= INPUT DATA =
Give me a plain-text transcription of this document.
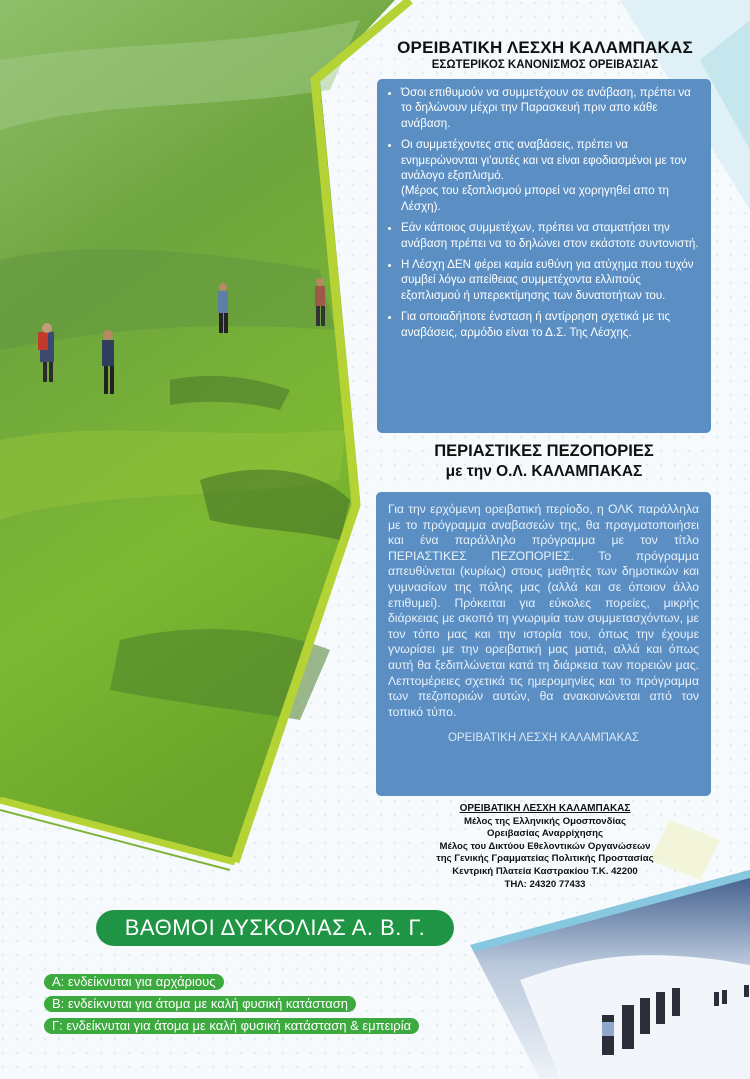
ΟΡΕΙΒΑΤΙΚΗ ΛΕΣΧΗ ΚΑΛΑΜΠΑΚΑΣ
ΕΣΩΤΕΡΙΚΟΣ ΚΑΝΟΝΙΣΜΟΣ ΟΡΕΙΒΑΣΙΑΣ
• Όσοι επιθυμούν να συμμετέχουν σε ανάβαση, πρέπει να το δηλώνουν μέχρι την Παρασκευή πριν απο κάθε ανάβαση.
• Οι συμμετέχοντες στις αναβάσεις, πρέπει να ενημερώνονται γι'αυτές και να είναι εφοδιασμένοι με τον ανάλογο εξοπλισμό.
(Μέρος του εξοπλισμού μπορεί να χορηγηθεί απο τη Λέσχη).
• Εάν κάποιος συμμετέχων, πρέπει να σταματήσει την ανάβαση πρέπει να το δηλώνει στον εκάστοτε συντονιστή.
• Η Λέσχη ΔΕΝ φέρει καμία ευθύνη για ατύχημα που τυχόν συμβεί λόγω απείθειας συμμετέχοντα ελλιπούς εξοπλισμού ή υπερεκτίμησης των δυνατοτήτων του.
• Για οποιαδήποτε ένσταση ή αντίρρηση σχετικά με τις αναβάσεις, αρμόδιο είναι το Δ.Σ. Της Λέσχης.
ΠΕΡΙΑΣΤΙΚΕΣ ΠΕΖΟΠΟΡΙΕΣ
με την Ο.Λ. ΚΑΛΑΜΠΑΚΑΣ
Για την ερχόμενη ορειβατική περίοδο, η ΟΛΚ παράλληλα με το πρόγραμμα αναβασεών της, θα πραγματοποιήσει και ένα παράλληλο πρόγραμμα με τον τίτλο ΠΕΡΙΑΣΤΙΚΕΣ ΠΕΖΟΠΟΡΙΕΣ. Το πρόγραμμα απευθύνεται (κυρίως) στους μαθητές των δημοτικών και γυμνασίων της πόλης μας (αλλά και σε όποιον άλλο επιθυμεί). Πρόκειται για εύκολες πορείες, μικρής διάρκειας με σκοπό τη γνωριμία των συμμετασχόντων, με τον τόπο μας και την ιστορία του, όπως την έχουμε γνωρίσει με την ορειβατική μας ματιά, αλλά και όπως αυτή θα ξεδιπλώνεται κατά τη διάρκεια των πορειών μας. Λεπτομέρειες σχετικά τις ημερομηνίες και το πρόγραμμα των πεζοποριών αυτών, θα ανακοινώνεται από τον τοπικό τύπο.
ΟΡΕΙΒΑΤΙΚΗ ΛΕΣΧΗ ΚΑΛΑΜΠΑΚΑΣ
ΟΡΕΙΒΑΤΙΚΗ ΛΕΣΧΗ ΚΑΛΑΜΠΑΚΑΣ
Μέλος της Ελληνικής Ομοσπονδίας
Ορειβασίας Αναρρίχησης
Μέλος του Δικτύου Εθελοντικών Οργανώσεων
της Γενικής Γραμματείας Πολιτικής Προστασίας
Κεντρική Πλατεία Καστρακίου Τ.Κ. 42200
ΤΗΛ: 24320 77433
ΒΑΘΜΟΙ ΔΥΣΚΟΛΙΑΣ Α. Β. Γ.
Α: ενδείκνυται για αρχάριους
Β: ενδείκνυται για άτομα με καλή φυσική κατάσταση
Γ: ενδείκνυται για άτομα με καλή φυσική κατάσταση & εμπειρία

= WRITTEN PROBLEM =
Which lines include the word "άτομα"? List them all.

= ANSWER FOR THE TASK =
Β: ενδείκνυται για άτομα με καλή φυσική κατάσταση
Γ: ενδείκνυται για άτομα με καλή φυσική κατάσταση & εμπειρία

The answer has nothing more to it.